--- Set exercise ---
Exact reproduction of the data is required, with images excluded.

--- Given data ---

-=-=-

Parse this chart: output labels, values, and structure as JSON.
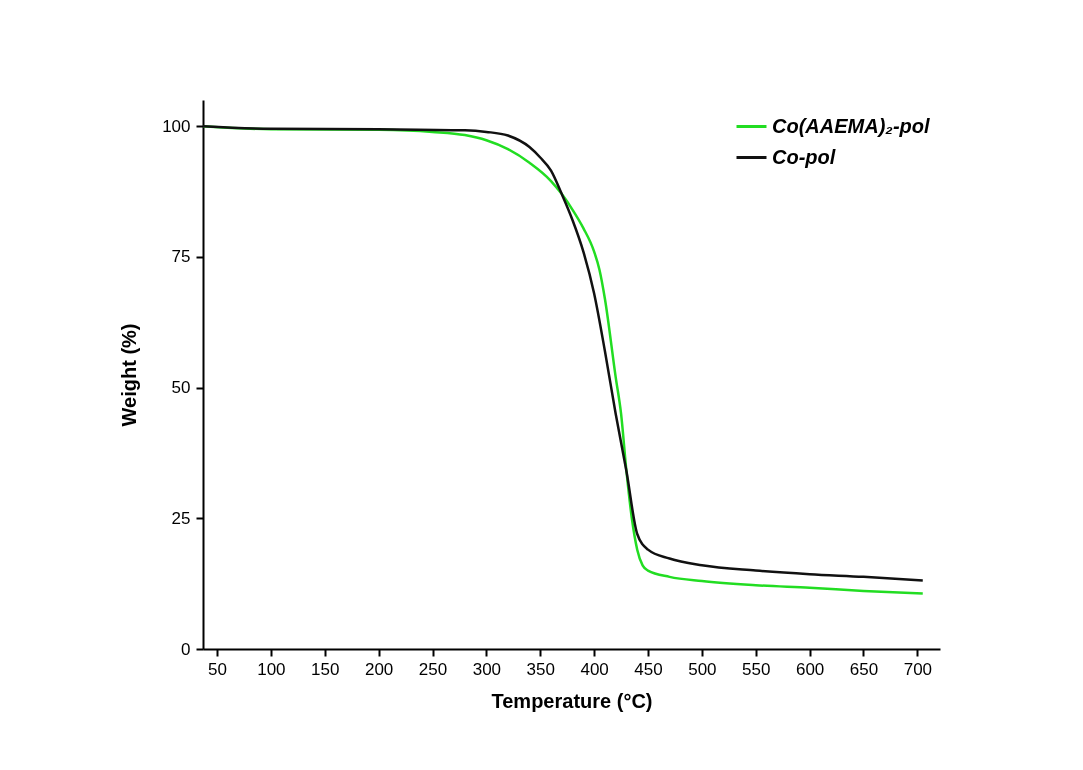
{
  "chart_data": {
    "type": "line",
    "xlabel": "Temperature (°C)",
    "ylabel": "Weight (%)",
    "xlim": [
      37,
      721
    ],
    "ylim": [
      0,
      105
    ],
    "xticks": [
      50,
      100,
      150,
      200,
      250,
      300,
      350,
      400,
      450,
      500,
      550,
      600,
      650,
      700
    ],
    "yticks": [
      0,
      25,
      50,
      75,
      100
    ],
    "grid": false,
    "legend": "top right",
    "line_style": "solid",
    "series": [
      {
        "name": "Co(AAEMA)₂-pol",
        "color": "#22dd22",
        "x": [
          37,
          100,
          200,
          250,
          280,
          300,
          320,
          340,
          360,
          370,
          380,
          390,
          400,
          405,
          410,
          420,
          425,
          430,
          435,
          440,
          445,
          450,
          470,
          500,
          550,
          600,
          650,
          705
        ],
        "values": [
          100,
          99.4,
          99.3,
          98.9,
          98.3,
          97.3,
          95.6,
          93,
          89.5,
          87,
          84,
          80.5,
          76,
          72.5,
          67,
          52,
          45,
          34,
          25,
          19,
          16,
          15,
          13.8,
          13,
          12.2,
          11.7,
          11.1,
          10.6
        ]
      },
      {
        "name": "Co-pol",
        "color": "#111111",
        "x": [
          37,
          100,
          200,
          280,
          300,
          320,
          340,
          350,
          360,
          370,
          380,
          390,
          400,
          410,
          420,
          430,
          440,
          450,
          470,
          500,
          550,
          600,
          650,
          705
        ],
        "values": [
          100,
          99.5,
          99.4,
          99.2,
          98.9,
          98.2,
          96,
          94,
          91.5,
          87,
          82,
          76,
          68,
          57,
          45,
          34,
          22,
          19,
          17.3,
          16,
          15,
          14.3,
          13.8,
          13.1
        ]
      }
    ]
  }
}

-=-=-

--- Result below ---
Parse this chart: output labels, values, and structure as JSON.
{
  "chart_data": {
    "type": "line",
    "xlabel": "Temperature (°C)",
    "ylabel": "Weight (%)",
    "xlim": [
      37,
      721
    ],
    "ylim": [
      0,
      105
    ],
    "xticks": [
      50,
      100,
      150,
      200,
      250,
      300,
      350,
      400,
      450,
      500,
      550,
      600,
      650,
      700
    ],
    "yticks": [
      0,
      25,
      50,
      75,
      100
    ],
    "grid": false,
    "legend": "top right",
    "line_style": "solid",
    "series": [
      {
        "name": "Co(AAEMA)₂-pol",
        "color": "#22dd22",
        "x": [
          37,
          100,
          200,
          250,
          280,
          300,
          320,
          340,
          360,
          370,
          380,
          390,
          400,
          405,
          410,
          420,
          425,
          430,
          435,
          440,
          445,
          450,
          470,
          500,
          550,
          600,
          650,
          705
        ],
        "values": [
          100,
          99.4,
          99.3,
          98.9,
          98.3,
          97.3,
          95.6,
          93,
          89.5,
          87,
          84,
          80.5,
          76,
          72.5,
          67,
          52,
          45,
          34,
          25,
          19,
          16,
          15,
          13.8,
          13,
          12.2,
          11.7,
          11.1,
          10.6
        ]
      },
      {
        "name": "Co-pol",
        "color": "#111111",
        "x": [
          37,
          100,
          200,
          280,
          300,
          320,
          340,
          350,
          360,
          370,
          380,
          390,
          400,
          410,
          420,
          430,
          440,
          450,
          470,
          500,
          550,
          600,
          650,
          705
        ],
        "values": [
          100,
          99.5,
          99.4,
          99.2,
          98.9,
          98.2,
          96,
          94,
          91.5,
          87,
          82,
          76,
          68,
          57,
          45,
          34,
          22,
          19,
          17.3,
          16,
          15,
          14.3,
          13.8,
          13.1
        ]
      }
    ]
  }
}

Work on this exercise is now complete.